[Dataset items]

* * *

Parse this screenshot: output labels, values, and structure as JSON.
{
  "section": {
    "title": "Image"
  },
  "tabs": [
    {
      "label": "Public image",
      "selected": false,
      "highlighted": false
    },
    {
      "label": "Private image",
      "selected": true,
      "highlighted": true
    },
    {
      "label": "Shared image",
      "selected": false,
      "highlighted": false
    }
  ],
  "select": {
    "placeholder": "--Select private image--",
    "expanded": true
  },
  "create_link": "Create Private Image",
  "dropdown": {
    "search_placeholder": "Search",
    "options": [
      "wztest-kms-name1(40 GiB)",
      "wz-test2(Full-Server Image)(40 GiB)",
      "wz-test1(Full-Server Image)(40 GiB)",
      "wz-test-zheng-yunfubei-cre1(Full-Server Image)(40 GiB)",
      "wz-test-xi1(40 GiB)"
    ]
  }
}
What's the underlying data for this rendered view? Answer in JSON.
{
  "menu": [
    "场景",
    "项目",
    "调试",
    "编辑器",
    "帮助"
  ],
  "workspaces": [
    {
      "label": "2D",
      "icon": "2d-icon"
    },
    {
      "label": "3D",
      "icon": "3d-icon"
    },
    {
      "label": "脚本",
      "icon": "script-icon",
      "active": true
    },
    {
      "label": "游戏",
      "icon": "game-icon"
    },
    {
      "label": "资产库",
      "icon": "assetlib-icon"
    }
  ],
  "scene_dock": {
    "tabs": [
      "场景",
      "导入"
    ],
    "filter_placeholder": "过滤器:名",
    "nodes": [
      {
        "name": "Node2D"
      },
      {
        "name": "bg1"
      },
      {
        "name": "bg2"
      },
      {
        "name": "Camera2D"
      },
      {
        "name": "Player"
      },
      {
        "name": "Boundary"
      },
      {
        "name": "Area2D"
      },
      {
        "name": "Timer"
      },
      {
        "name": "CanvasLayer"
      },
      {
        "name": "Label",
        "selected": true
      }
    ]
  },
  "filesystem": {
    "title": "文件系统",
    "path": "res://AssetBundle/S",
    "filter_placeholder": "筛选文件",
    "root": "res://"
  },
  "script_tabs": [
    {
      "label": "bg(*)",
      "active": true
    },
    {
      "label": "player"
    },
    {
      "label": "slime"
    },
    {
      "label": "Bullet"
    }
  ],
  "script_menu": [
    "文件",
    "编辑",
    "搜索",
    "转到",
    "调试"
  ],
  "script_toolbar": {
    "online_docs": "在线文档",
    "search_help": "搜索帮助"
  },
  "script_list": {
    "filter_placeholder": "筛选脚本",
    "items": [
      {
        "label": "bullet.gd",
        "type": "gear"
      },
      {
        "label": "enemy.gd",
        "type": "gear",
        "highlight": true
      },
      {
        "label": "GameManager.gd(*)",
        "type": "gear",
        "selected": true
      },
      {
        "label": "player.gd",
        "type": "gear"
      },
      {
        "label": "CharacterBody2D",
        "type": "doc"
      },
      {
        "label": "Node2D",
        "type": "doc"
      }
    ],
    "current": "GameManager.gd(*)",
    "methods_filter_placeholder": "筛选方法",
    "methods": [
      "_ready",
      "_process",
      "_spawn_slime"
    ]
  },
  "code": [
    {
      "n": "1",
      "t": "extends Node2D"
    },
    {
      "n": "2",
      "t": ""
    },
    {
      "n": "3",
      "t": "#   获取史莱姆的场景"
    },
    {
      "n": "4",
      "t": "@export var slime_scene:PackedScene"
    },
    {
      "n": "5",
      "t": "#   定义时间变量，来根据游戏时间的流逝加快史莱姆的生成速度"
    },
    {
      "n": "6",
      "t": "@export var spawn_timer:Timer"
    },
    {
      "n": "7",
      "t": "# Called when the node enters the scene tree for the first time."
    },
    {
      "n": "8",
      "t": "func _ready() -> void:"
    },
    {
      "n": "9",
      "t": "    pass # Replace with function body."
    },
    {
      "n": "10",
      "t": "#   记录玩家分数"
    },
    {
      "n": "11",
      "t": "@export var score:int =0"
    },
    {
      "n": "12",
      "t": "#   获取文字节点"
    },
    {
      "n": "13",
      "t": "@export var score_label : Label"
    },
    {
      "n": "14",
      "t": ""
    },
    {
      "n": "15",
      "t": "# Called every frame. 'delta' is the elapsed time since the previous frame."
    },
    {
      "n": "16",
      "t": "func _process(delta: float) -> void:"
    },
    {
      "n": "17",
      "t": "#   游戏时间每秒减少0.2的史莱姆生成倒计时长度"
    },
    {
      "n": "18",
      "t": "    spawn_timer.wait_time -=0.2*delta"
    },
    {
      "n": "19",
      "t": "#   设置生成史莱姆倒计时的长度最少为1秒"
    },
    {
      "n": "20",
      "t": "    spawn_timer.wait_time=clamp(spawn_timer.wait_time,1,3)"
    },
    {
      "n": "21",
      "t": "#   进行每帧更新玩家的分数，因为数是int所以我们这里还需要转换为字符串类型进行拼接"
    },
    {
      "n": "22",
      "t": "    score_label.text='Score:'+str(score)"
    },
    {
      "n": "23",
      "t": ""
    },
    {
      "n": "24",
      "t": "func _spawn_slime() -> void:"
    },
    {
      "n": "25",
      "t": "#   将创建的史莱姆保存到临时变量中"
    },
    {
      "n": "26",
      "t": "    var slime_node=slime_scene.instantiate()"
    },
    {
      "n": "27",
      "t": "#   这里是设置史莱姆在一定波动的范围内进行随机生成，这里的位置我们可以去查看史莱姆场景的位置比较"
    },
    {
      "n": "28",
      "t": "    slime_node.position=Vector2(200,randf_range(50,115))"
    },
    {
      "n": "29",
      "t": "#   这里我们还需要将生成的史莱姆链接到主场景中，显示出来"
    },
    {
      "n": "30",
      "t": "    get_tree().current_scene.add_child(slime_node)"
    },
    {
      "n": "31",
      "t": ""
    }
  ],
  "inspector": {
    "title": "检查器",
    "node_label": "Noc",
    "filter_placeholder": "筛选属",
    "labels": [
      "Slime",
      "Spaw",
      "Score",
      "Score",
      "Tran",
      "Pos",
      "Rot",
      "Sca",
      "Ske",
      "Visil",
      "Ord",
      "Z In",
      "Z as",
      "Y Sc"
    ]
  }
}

* * *

**PROBLEM TO WORK ON**
Reproduce each line verbatim.

**SOLUTION TO THE EXERCISE**
Parse this screenshot: output labels, values, and structure as JSON.
{
  "section": {
    "title": "Image"
  },
  "tabs": [
    {
      "label": "Public image",
      "selected": false,
      "highlighted": false
    },
    {
      "label": "Private image",
      "selected": true,
      "highlighted": true
    },
    {
      "label": "Shared image",
      "selected": false,
      "highlighted": false
    }
  ],
  "select": {
    "placeholder": "--Select private image--",
    "expanded": true
  },
  "create_link": "Create Private Image",
  "dropdown": {
    "search_placeholder": "Search",
    "options": [
      "wztest-kms-name1(40 GiB)",
      "wz-test2(Full-Server Image)(40 GiB)",
      "wz-test1(Full-Server Image)(40 GiB)",
      "wz-test-zheng-yunfubei-cre1(Full-Server Image)(40 GiB)",
      "wz-test-xi1(40 GiB)"
    ]
  }
}
What's the underlying data for this rendered view? Answer in JSON.
{
  "menu": [
    "场景",
    "项目",
    "调试",
    "编辑器",
    "帮助"
  ],
  "workspaces": [
    {
      "label": "2D",
      "icon": "2d-icon"
    },
    {
      "label": "3D",
      "icon": "3d-icon"
    },
    {
      "label": "脚本",
      "icon": "script-icon",
      "active": true
    },
    {
      "label": "游戏",
      "icon": "game-icon"
    },
    {
      "label": "资产库",
      "icon": "assetlib-icon"
    }
  ],
  "scene_dock": {
    "tabs": [
      "场景",
      "导入"
    ],
    "filter_placeholder": "过滤器:名",
    "nodes": [
      {
        "name": "Node2D"
      },
      {
        "name": "bg1"
      },
      {
        "name": "bg2"
      },
      {
        "name": "Camera2D"
      },
      {
        "name": "Player"
      },
      {
        "name": "Boundary"
      },
      {
        "name": "Area2D"
      },
      {
        "name": "Timer"
      },
      {
        "name": "CanvasLayer"
      },
      {
        "name": "Label",
        "selected": true
      }
    ]
  },
  "filesystem": {
    "title": "文件系统",
    "path": "res://AssetBundle/S",
    "filter_placeholder": "筛选文件",
    "root": "res://"
  },
  "script_tabs": [
    {
      "label": "bg(*)",
      "active": true
    },
    {
      "label": "player"
    },
    {
      "label": "slime"
    },
    {
      "label": "Bullet"
    }
  ],
  "script_menu": [
    "文件",
    "编辑",
    "搜索",
    "转到",
    "调试"
  ],
  "script_toolbar": {
    "online_docs": "在线文档",
    "search_help": "搜索帮助"
  },
  "script_list": {
    "filter_placeholder": "筛选脚本",
    "items": [
      {
        "label": "bullet.gd",
        "type": "gear"
      },
      {
        "label": "enemy.gd",
        "type": "gear",
        "highlight": true
      },
      {
        "label": "GameManager.gd(*)",
        "type": "gear",
        "selected": true
      },
      {
        "label": "player.gd",
        "type": "gear"
      },
      {
        "label": "CharacterBody2D",
        "type": "doc"
      },
      {
        "label": "Node2D",
        "type": "doc"
      }
    ],
    "current": "GameManager.gd(*)",
    "methods_filter_placeholder": "筛选方法",
    "methods": [
      "_ready",
      "_process",
      "_spawn_slime"
    ]
  },
  "code": [
    {
      "n": "1",
      "t": "extends Node2D"
    },
    {
      "n": "2",
      "t": ""
    },
    {
      "n": "3",
      "t": "#   获取史莱姆的场景"
    },
    {
      "n": "4",
      "t": "@export var slime_scene:PackedScene"
    },
    {
      "n": "5",
      "t": "#   定义时间变量，来根据游戏时间的流逝加快史莱姆的生成速度"
    },
    {
      "n": "6",
      "t": "@export var spawn_timer:Timer"
    },
    {
      "n": "7",
      "t": "# Called when the node enters the scene tree for the first time."
    },
    {
      "n": "8",
      "t": "func _ready() -> void:"
    },
    {
      "n": "9",
      "t": "    pass # Replace with function body."
    },
    {
      "n": "10",
      "t": "#   记录玩家分数"
    },
    {
      "n": "11",
      "t": "@export var score:int =0"
    },
    {
      "n": "12",
      "t": "#   获取文字节点"
    },
    {
      "n": "13",
      "t": "@export var score_label : Label"
    },
    {
      "n": "14",
      "t": ""
    },
    {
      "n": "15",
      "t": "# Called every frame. 'delta' is the elapsed time since the previous frame."
    },
    {
      "n": "16",
      "t": "func _process(delta: float) -> void:"
    },
    {
      "n": "17",
      "t": "#   游戏时间每秒减少0.2的史莱姆生成倒计时长度"
    },
    {
      "n": "18",
      "t": "    spawn_timer.wait_time -=0.2*delta"
    },
    {
      "n": "19",
      "t": "#   设置生成史莱姆倒计时的长度最少为1秒"
    },
    {
      "n": "20",
      "t": "    spawn_timer.wait_time=clamp(spawn_timer.wait_time,1,3)"
    },
    {
      "n": "21",
      "t": "#   进行每帧更新玩家的分数，因为数是int所以我们这里还需要转换为字符串类型进行拼接"
    },
    {
      "n": "22",
      "t": "    score_label.text='Score:'+str(score)"
    },
    {
      "n": "23",
      "t": ""
    },
    {
      "n": "24",
      "t": "func _spawn_slime() -> void:"
    },
    {
      "n": "25",
      "t": "#   将创建的史莱姆保存到临时变量中"
    },
    {
      "n": "26",
      "t": "    var slime_node=slime_scene.instantiate()"
    },
    {
      "n": "27",
      "t": "#   这里是设置史莱姆在一定波动的范围内进行随机生成，这里的位置我们可以去查看史莱姆场景的位置比较"
    },
    {
      "n": "28",
      "t": "    slime_node.position=Vector2(200,randf_range(50,115))"
    },
    {
      "n": "29",
      "t": "#   这里我们还需要将生成的史莱姆链接到主场景中，显示出来"
    },
    {
      "n": "30",
      "t": "    get_tree().current_scene.add_child(slime_node)"
    },
    {
      "n": "31",
      "t": ""
    }
  ],
  "inspector": {
    "title": "检查器",
    "node_label": "Noc",
    "filter_placeholder": "筛选属",
    "labels": [
      "Slime",
      "Spaw",
      "Score",
      "Score",
      "Tran",
      "Pos",
      "Rot",
      "Sca",
      "Ske",
      "Visil",
      "Ord",
      "Z In",
      "Z as",
      "Y Sc"
    ]
  }
}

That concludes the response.